RECORDS SUPPLIED
— start —
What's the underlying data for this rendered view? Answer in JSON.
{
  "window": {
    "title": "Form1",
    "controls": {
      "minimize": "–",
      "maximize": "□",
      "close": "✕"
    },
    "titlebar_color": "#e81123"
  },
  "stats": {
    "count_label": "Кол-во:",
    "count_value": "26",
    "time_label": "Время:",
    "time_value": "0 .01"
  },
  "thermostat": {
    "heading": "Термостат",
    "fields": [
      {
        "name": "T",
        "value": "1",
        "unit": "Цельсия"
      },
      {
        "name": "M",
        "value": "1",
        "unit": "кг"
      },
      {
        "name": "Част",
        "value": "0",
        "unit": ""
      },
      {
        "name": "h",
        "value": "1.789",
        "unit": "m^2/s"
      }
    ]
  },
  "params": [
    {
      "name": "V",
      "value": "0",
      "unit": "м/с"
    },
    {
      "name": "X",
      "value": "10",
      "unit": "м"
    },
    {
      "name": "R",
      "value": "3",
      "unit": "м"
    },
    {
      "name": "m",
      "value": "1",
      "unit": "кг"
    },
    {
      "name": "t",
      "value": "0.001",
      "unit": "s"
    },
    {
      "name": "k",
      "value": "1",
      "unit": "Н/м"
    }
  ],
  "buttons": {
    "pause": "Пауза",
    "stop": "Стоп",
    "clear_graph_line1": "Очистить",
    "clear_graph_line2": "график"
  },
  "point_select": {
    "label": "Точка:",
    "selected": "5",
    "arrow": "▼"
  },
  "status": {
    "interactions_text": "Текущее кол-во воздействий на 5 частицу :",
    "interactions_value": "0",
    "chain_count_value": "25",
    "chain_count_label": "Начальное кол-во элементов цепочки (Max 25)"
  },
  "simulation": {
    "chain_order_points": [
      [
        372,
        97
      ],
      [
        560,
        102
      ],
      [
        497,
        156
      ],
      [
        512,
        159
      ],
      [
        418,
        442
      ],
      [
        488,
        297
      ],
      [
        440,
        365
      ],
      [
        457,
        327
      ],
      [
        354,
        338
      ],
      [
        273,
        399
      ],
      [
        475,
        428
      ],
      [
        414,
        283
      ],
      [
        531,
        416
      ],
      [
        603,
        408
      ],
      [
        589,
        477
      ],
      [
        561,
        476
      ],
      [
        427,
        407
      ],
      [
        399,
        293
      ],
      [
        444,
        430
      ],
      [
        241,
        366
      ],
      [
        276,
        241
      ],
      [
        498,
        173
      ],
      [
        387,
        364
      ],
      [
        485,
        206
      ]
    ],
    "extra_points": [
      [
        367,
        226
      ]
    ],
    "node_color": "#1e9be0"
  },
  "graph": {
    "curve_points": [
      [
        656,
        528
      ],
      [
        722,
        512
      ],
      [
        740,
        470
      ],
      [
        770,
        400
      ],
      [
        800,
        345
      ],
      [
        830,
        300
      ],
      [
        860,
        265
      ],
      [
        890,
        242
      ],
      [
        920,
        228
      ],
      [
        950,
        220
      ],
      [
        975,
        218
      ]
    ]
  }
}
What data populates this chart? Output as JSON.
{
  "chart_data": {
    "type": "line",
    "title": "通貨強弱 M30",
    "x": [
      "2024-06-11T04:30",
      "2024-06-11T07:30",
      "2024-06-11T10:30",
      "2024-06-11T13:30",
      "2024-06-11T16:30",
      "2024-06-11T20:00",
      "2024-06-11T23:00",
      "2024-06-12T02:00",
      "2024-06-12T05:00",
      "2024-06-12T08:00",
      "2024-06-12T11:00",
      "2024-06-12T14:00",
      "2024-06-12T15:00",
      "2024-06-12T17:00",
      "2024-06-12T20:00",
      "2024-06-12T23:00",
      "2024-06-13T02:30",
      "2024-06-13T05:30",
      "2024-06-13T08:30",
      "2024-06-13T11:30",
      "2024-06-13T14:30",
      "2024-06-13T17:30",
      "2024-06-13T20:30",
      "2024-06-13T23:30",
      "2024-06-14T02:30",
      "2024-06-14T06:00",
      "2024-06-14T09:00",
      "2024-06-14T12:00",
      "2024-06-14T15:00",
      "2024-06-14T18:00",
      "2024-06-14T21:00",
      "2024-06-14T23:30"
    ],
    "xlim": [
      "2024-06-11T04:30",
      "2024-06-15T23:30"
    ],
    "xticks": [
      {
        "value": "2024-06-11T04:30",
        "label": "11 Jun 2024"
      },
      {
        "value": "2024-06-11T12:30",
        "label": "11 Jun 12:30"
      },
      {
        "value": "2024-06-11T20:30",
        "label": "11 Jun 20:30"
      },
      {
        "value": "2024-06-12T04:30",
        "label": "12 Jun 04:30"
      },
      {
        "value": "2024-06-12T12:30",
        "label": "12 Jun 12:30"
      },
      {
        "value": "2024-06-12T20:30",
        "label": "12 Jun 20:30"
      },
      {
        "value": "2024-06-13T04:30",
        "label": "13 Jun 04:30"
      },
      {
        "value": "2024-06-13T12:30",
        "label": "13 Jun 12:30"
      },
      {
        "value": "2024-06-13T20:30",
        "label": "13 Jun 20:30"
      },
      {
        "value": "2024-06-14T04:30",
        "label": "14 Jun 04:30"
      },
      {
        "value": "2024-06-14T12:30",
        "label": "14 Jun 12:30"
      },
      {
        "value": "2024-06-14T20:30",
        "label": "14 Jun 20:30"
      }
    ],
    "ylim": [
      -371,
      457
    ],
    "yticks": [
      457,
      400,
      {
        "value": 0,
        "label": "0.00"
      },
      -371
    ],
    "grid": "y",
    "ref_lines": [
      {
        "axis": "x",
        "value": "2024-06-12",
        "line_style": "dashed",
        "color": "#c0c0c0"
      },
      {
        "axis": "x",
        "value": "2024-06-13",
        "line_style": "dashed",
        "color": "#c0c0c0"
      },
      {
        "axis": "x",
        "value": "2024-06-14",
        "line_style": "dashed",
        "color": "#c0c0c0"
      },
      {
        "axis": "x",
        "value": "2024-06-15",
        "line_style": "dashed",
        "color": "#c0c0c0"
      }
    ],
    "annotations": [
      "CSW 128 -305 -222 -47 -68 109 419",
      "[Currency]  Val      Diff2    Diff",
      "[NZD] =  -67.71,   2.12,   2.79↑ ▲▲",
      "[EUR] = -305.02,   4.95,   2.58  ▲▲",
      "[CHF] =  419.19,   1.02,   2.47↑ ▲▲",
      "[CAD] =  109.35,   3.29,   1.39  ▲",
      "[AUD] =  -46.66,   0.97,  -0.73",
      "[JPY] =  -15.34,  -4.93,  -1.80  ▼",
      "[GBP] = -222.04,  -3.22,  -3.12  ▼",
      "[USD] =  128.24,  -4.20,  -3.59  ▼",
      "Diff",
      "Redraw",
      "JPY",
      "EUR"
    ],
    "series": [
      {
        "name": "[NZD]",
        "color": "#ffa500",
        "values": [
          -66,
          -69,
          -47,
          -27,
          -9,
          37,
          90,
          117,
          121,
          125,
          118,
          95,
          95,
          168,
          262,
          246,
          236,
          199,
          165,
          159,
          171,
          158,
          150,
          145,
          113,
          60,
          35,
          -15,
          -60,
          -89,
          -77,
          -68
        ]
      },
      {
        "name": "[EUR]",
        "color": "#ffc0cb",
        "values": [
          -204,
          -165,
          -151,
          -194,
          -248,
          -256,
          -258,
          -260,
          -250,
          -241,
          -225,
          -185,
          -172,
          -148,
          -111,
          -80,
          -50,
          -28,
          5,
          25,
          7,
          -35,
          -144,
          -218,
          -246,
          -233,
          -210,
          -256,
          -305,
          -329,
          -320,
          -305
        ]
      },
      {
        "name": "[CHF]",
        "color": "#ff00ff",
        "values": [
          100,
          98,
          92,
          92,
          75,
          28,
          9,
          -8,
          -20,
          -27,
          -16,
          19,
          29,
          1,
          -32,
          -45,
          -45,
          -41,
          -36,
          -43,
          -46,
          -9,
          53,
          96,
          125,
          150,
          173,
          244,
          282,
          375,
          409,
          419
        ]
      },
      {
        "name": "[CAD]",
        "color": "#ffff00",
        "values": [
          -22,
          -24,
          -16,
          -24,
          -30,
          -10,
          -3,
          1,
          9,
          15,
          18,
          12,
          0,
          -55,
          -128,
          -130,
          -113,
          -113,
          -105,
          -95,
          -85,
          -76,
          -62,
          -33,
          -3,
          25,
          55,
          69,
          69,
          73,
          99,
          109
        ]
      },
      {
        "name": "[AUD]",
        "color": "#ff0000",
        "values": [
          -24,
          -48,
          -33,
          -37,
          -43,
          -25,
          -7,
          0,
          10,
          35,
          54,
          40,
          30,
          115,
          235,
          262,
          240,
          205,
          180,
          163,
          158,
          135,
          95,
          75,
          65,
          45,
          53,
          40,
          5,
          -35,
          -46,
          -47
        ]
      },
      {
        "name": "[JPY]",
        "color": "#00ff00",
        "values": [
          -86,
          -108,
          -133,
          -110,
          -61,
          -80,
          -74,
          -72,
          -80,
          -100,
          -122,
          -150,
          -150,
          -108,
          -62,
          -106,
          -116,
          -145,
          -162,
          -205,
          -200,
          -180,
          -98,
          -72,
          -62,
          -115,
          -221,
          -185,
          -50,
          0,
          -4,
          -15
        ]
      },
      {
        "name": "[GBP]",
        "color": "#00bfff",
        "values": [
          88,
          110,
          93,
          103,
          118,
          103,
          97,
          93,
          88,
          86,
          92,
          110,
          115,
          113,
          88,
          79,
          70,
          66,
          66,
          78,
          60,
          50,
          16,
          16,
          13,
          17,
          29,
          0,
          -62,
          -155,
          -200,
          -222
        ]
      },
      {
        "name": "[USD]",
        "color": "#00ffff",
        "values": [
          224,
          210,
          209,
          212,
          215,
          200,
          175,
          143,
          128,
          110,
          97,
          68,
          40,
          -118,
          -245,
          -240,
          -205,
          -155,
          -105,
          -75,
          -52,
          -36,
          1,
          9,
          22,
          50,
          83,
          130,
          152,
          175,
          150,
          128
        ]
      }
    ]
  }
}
— end —
PROBLEM REQUIREMENTS
Reply with the number of lines in the data that include the string "JSON" and nothing else.

THE SOLUTION
2